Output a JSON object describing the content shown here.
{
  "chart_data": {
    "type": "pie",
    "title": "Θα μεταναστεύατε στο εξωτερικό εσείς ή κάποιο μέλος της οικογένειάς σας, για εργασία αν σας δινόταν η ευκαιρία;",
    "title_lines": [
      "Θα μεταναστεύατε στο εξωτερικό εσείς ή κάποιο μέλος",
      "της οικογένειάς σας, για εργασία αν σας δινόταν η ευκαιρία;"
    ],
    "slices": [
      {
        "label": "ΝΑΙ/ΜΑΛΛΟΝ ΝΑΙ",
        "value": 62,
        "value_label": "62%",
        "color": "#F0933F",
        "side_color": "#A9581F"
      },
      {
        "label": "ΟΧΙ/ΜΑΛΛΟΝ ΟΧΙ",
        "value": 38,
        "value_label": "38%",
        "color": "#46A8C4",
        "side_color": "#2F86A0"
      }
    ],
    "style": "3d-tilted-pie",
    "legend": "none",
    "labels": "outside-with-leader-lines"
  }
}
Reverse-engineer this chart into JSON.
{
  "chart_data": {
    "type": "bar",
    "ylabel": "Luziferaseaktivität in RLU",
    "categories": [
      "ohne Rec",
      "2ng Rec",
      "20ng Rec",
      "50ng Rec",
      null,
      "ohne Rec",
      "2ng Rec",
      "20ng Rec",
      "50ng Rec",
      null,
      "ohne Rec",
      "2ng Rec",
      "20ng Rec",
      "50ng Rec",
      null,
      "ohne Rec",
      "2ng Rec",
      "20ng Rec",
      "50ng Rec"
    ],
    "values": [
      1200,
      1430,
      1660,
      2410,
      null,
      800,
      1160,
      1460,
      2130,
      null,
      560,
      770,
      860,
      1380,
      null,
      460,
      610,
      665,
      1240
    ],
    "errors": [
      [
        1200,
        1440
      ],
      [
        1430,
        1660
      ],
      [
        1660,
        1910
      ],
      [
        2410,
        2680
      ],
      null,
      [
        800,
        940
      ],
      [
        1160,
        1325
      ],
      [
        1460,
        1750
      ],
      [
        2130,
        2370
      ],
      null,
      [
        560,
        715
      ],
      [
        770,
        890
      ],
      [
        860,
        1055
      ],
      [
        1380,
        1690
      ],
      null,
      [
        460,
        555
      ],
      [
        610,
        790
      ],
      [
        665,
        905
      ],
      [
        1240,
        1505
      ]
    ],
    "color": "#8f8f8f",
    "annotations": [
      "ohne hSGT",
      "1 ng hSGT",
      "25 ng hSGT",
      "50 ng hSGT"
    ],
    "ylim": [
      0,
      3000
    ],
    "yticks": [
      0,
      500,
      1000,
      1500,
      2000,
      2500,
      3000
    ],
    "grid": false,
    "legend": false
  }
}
==*==
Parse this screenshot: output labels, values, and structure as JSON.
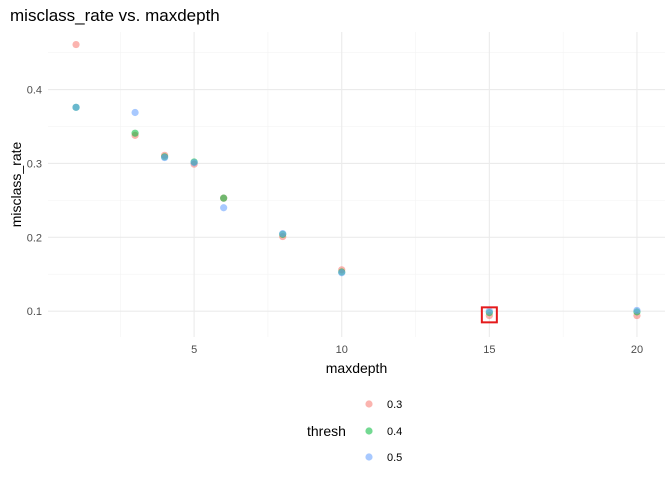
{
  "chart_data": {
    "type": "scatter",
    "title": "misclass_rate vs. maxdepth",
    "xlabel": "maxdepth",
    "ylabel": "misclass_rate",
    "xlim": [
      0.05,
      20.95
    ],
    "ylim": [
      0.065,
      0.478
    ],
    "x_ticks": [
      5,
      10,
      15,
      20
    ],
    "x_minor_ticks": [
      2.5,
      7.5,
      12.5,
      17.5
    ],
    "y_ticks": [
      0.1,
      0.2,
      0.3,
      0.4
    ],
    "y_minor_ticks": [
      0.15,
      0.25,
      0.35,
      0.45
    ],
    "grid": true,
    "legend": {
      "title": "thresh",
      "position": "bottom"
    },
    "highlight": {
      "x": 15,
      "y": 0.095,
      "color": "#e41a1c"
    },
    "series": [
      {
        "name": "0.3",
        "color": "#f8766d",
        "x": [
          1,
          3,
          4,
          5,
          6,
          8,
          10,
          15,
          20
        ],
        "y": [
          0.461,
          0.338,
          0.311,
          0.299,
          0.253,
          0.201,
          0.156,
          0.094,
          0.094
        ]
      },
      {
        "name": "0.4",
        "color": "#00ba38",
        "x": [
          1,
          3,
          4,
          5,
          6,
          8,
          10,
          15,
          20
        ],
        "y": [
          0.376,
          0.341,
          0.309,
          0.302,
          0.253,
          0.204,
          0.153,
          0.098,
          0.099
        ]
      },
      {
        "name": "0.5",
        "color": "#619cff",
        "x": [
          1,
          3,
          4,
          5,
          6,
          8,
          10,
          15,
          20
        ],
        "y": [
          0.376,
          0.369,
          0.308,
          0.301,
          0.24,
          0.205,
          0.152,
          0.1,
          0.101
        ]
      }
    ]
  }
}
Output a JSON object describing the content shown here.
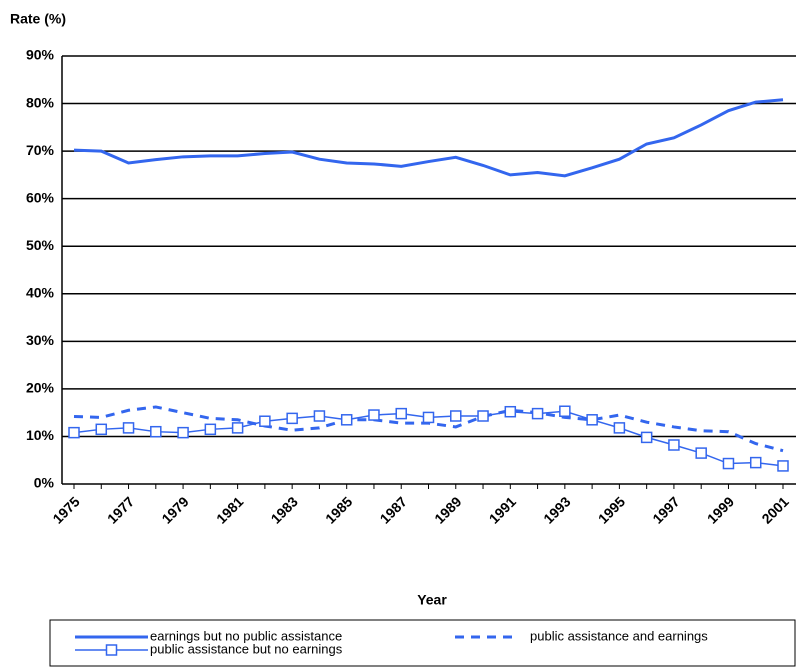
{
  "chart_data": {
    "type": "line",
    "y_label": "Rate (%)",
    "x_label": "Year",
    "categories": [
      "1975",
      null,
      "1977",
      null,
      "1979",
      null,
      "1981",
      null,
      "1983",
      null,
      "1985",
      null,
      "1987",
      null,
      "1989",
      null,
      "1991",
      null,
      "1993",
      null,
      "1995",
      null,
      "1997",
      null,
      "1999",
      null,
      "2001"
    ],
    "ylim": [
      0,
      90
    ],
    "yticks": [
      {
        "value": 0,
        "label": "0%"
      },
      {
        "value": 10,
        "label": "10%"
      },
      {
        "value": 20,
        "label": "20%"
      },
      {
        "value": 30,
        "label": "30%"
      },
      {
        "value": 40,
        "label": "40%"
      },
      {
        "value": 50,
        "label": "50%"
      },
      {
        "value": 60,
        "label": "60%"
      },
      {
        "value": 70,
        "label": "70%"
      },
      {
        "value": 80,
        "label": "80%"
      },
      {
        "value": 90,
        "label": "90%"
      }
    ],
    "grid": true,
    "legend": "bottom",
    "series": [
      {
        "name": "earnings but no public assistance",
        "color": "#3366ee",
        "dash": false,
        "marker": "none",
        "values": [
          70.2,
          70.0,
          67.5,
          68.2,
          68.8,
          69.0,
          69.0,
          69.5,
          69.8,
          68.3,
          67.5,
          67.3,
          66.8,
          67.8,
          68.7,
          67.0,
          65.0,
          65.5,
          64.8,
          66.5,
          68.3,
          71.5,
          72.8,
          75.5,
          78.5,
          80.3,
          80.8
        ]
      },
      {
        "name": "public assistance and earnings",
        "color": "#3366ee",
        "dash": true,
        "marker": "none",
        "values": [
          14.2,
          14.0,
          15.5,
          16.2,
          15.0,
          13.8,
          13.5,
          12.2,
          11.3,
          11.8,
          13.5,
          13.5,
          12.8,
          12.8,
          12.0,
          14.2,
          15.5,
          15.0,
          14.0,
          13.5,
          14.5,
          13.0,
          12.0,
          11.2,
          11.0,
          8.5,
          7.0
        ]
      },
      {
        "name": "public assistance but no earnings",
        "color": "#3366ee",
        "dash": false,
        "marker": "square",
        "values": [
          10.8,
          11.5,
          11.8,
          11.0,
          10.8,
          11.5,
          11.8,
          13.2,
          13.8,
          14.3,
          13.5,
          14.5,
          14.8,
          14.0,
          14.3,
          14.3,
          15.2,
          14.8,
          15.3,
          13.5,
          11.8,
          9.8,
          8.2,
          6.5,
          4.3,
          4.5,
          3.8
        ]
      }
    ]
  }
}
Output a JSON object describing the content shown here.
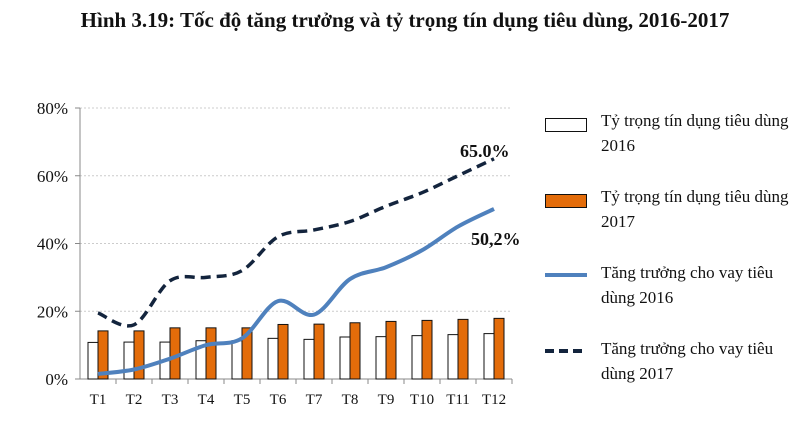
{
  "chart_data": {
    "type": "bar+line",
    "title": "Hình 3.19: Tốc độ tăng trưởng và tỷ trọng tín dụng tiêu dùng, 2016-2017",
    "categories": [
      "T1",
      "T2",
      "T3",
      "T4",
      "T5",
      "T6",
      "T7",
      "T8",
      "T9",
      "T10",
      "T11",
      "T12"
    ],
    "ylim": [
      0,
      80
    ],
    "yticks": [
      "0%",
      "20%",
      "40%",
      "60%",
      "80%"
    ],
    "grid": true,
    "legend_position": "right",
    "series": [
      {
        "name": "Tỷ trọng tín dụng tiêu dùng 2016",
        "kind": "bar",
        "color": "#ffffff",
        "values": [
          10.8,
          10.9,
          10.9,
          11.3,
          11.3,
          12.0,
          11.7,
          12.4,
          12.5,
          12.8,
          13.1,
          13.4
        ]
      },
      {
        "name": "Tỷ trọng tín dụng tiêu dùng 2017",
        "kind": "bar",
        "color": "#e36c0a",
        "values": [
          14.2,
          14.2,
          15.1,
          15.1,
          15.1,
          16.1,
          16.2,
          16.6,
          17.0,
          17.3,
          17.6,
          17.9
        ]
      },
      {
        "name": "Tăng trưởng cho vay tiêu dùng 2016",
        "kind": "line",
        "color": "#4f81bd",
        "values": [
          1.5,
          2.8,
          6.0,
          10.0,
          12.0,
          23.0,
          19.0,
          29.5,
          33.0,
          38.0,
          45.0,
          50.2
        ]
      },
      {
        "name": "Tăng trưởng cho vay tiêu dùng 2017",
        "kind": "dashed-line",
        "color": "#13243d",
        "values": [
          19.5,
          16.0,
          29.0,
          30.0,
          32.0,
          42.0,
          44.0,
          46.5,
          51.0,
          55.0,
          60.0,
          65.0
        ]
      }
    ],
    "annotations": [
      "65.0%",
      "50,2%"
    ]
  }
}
==*==
Task prompt:
Respond with the number of lines containing "kind" and no additional words.

Result for this exercise:
4